#### [Work to be completed]
The data below must be copied in full and without any change.

Dataset items:
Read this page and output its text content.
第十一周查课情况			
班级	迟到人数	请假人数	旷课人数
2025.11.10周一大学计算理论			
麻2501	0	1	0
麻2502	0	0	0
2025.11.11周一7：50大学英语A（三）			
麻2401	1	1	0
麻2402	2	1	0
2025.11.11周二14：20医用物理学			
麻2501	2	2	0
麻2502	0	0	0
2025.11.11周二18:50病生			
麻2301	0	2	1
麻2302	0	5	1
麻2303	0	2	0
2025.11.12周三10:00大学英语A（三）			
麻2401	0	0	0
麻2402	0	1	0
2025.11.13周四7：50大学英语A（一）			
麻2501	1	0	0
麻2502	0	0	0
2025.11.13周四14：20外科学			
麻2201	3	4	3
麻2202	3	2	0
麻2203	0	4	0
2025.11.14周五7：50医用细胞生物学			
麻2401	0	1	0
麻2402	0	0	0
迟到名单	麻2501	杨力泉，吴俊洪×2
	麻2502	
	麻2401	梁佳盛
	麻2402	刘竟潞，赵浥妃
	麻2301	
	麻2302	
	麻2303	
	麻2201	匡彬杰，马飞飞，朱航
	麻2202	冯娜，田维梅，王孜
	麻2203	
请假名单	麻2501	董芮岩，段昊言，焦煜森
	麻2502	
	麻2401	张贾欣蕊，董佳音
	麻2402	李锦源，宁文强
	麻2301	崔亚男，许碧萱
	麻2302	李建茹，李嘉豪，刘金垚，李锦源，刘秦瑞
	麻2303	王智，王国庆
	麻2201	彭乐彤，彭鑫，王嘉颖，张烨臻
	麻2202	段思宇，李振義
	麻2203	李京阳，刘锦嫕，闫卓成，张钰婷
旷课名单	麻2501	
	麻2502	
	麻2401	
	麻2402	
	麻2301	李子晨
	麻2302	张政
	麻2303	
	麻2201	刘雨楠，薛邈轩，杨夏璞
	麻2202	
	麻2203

#### [Exercise result]
Read this page and output its text content.
第十一周查课情况			
班级	迟到人数	请假人数	旷课人数
2025.11.10周一大学计算理论			
麻2501	0	1	0
麻2502	0	0	0
2025.11.11周一7：50大学英语A（三）			
麻2401	1	1	0
麻2402	2	1	0
2025.11.11周二14：20医用物理学			
麻2501	2	2	0
麻2502	0	0	0
2025.11.11周二18:50病生			
麻2301	0	2	1
麻2302	0	5	1
麻2303	0	2	0
2025.11.12周三10:00大学英语A（三）			
麻2401	0	0	0
麻2402	0	1	0
2025.11.13周四7：50大学英语A（一）			
麻2501	1	0	0
麻2502	0	0	0
2025.11.13周四14：20外科学			
麻2201	3	4	3
麻2202	3	2	0
麻2203	0	4	0
2025.11.14周五7：50医用细胞生物学			
麻2401	0	1	0
麻2402	0	0	0
迟到名单	麻2501	杨力泉，吴俊洪×2
	麻2502	
	麻2401	梁佳盛
	麻2402	刘竟潞，赵浥妃
	麻2301	
	麻2302	
	麻2303	
	麻2201	匡彬杰，马飞飞，朱航
	麻2202	冯娜，田维梅，王孜
	麻2203	
请假名单	麻2501	董芮岩，段昊言，焦煜森
	麻2502	
	麻2401	张贾欣蕊，董佳音
	麻2402	李锦源，宁文强
	麻2301	崔亚男，许碧萱
	麻2302	李建茹，李嘉豪，刘金垚，李锦源，刘秦瑞
	麻2303	王智，王国庆
	麻2201	彭乐彤，彭鑫，王嘉颖，张烨臻
	麻2202	段思宇，李振義
	麻2203	李京阳，刘锦嫕，闫卓成，张钰婷
旷课名单	麻2501	
	麻2502	
	麻2401	
	麻2402	
	麻2301	李子晨
	麻2302	张政
	麻2303	
	麻2201	刘雨楠，薛邈轩，杨夏璞
	麻2202	
	麻2203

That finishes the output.